→ **Written instruction**: Collect the lines of the entries where "Список" shows up.

○ ○ ○ ○

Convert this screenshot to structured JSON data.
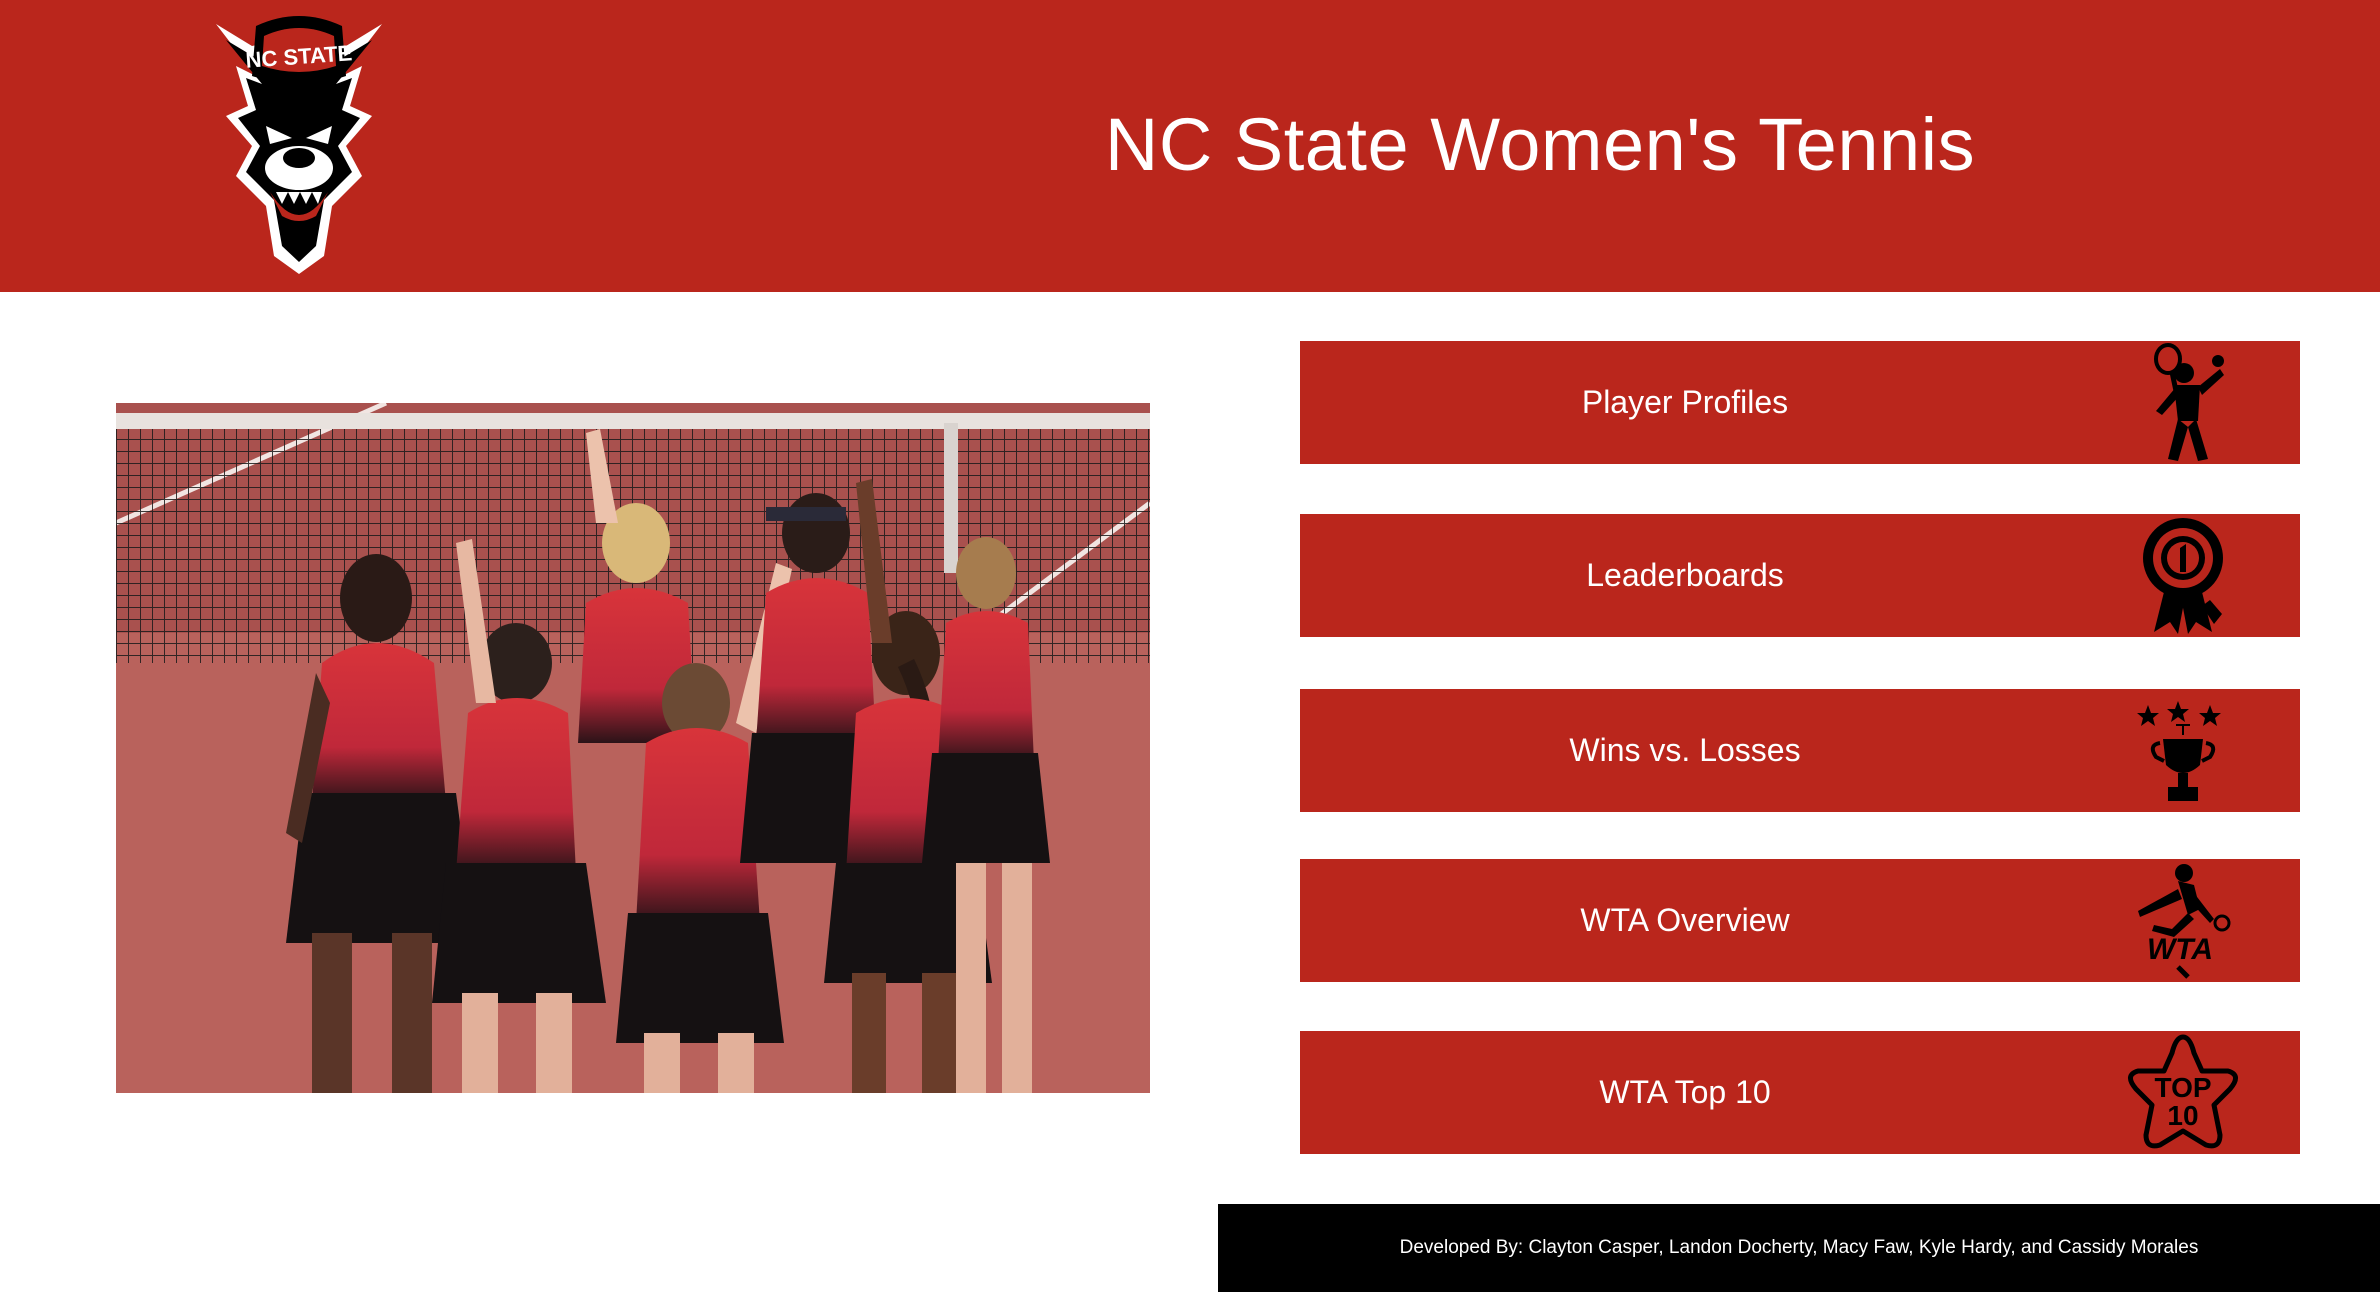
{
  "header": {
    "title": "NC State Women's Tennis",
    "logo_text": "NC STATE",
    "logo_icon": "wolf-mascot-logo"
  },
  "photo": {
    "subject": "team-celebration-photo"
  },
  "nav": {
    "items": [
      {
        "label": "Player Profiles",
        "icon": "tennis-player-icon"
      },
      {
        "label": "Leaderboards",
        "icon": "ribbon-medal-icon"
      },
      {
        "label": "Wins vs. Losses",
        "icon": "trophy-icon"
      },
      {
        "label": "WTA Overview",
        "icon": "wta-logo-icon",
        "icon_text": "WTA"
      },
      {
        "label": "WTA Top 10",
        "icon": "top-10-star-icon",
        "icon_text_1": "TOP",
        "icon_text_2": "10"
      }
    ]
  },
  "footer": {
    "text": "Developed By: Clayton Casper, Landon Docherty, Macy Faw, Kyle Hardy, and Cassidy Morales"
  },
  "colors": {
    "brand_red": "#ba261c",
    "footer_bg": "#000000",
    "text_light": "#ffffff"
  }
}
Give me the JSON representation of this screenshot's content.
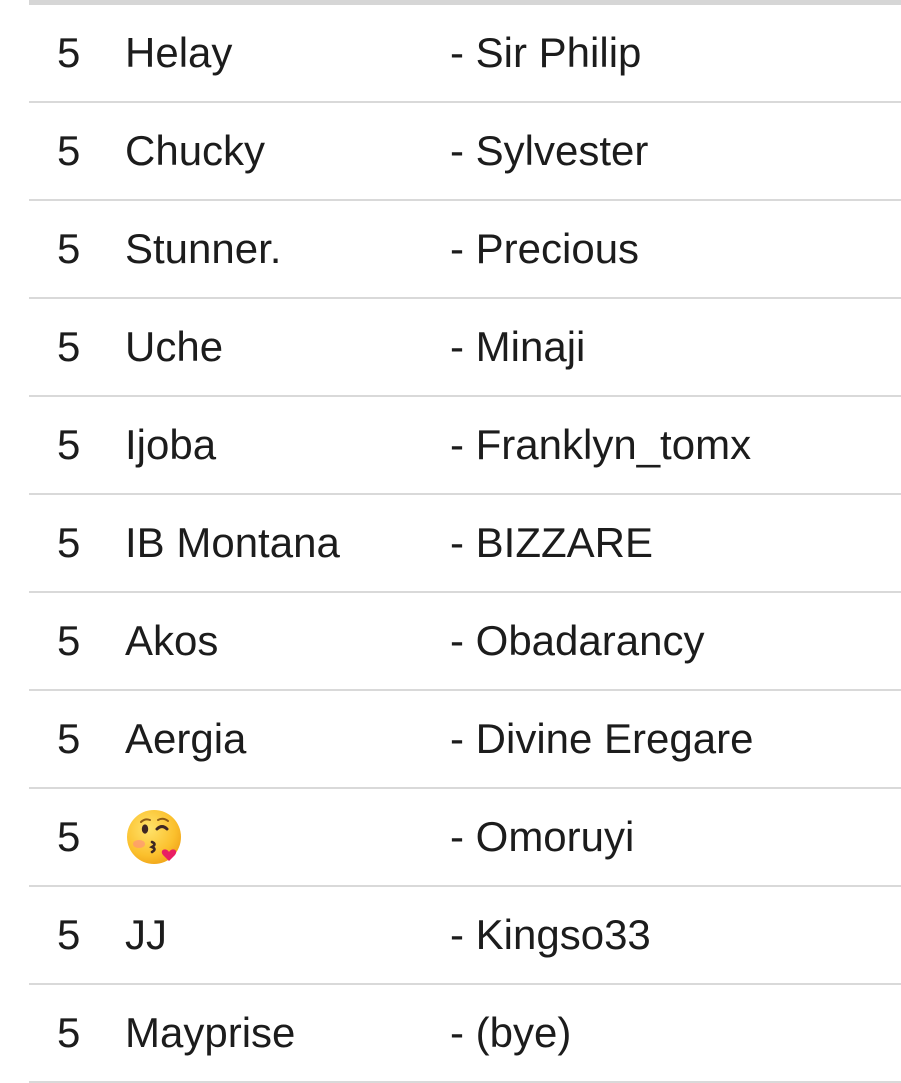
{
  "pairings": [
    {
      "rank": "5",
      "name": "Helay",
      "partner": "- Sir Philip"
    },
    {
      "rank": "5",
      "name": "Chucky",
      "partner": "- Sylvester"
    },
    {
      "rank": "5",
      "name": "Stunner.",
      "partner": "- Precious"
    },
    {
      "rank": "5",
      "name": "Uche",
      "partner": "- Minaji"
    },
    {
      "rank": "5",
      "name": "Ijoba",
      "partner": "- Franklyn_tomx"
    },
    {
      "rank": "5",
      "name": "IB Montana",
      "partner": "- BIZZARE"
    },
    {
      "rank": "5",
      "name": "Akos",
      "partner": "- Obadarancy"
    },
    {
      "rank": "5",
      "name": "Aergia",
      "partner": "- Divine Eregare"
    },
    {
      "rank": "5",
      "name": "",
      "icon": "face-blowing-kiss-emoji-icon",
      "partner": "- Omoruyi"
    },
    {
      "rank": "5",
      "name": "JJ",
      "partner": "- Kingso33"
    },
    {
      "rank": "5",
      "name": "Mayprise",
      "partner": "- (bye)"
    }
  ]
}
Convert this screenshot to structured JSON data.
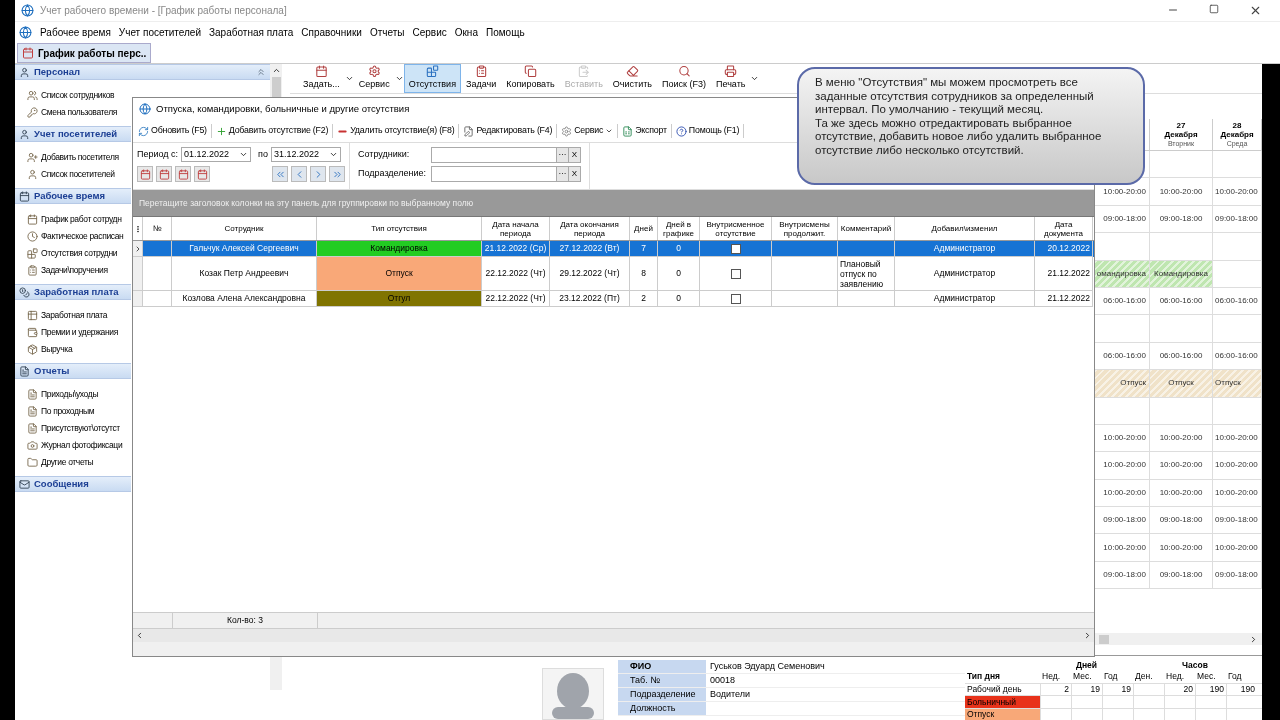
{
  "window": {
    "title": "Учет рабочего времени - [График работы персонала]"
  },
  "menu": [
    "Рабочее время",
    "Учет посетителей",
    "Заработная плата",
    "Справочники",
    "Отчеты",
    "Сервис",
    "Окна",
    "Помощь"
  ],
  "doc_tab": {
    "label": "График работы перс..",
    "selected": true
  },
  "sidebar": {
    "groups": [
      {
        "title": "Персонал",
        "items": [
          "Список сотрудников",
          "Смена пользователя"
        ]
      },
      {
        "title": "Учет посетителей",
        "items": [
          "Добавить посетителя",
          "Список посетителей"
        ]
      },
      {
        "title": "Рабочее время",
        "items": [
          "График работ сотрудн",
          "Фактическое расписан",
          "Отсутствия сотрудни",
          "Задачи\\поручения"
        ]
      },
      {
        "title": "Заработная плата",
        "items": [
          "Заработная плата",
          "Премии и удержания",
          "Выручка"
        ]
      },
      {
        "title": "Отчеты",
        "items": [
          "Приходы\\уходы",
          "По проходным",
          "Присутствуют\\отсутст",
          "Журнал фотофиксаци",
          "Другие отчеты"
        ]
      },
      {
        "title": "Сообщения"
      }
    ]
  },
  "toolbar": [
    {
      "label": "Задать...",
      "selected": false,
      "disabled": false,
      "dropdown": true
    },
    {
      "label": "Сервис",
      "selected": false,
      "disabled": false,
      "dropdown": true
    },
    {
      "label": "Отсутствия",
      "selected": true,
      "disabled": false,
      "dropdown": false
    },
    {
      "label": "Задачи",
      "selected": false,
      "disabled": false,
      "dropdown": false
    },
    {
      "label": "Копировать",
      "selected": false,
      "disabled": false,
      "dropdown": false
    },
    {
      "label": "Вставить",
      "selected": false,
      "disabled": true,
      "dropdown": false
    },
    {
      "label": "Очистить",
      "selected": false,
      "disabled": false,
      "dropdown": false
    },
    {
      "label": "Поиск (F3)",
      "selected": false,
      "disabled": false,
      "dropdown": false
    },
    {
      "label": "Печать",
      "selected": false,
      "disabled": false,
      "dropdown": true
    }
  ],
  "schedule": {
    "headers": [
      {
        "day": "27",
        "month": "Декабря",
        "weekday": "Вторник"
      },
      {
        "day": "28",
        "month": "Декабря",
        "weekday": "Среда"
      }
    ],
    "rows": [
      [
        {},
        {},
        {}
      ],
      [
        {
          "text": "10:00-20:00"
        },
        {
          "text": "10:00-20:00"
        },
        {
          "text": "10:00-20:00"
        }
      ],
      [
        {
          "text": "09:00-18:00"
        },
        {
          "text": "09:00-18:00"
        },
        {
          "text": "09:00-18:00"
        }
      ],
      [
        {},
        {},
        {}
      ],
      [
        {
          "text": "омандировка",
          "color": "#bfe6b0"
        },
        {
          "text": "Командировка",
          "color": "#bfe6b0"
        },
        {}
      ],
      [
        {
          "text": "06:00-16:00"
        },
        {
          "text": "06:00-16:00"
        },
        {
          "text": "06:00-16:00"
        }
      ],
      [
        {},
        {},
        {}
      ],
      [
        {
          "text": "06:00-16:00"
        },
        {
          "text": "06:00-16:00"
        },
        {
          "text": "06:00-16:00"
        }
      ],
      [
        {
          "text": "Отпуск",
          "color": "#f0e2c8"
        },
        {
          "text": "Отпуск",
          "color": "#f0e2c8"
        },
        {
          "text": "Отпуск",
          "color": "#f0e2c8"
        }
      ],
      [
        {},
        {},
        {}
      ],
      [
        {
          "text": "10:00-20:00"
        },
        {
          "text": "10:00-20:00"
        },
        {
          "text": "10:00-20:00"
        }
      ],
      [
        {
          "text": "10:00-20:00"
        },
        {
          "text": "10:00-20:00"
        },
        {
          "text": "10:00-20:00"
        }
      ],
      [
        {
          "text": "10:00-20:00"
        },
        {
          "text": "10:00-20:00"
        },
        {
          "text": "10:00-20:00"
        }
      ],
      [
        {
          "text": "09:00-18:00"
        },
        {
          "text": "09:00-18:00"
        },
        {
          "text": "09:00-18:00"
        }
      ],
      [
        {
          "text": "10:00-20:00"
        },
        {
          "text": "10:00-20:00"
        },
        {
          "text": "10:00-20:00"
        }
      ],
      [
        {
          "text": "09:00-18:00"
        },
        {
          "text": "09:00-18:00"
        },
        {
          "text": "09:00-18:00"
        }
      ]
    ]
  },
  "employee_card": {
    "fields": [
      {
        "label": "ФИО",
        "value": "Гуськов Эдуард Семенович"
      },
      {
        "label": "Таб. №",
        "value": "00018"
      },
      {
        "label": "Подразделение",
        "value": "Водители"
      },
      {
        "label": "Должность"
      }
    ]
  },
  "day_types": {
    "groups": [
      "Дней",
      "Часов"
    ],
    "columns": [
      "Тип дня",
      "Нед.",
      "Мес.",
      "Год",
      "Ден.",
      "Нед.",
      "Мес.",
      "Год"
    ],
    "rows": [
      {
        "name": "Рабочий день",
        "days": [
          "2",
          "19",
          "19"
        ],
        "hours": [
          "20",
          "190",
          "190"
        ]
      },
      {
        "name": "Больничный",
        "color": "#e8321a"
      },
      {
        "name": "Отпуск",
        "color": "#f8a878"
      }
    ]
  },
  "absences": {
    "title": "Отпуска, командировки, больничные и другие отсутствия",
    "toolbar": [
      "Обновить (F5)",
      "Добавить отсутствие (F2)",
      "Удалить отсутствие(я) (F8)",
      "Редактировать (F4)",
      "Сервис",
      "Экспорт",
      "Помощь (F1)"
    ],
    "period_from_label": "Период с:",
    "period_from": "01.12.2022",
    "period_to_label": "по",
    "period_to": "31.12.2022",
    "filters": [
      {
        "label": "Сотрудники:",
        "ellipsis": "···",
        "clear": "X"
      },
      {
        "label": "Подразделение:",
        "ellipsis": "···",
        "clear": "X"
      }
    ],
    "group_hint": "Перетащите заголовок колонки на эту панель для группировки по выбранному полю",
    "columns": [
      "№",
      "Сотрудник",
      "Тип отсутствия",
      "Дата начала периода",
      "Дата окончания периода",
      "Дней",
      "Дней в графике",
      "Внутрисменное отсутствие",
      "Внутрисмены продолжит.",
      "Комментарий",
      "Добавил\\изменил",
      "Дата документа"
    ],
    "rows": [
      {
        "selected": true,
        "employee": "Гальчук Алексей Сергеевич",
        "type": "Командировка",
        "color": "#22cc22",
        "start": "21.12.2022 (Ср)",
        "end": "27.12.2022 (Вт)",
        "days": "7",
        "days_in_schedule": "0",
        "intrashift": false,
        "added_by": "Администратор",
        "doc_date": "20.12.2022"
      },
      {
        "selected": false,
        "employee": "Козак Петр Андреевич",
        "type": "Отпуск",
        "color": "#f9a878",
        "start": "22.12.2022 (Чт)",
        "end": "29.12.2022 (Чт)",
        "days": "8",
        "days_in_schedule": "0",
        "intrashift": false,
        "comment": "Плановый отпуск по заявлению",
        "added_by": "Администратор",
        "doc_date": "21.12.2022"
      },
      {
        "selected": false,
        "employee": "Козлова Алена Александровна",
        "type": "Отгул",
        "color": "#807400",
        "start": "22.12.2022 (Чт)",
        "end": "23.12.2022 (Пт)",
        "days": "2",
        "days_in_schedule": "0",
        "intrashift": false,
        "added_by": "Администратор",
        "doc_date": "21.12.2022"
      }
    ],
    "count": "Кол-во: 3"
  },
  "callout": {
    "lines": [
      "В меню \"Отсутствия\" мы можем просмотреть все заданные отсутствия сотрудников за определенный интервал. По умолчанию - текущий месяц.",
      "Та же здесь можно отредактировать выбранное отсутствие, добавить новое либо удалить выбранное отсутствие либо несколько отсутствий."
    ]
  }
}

○ ○ ○ ○

→ **Response**:
          "Список сотрудников",
          "Список посетителей"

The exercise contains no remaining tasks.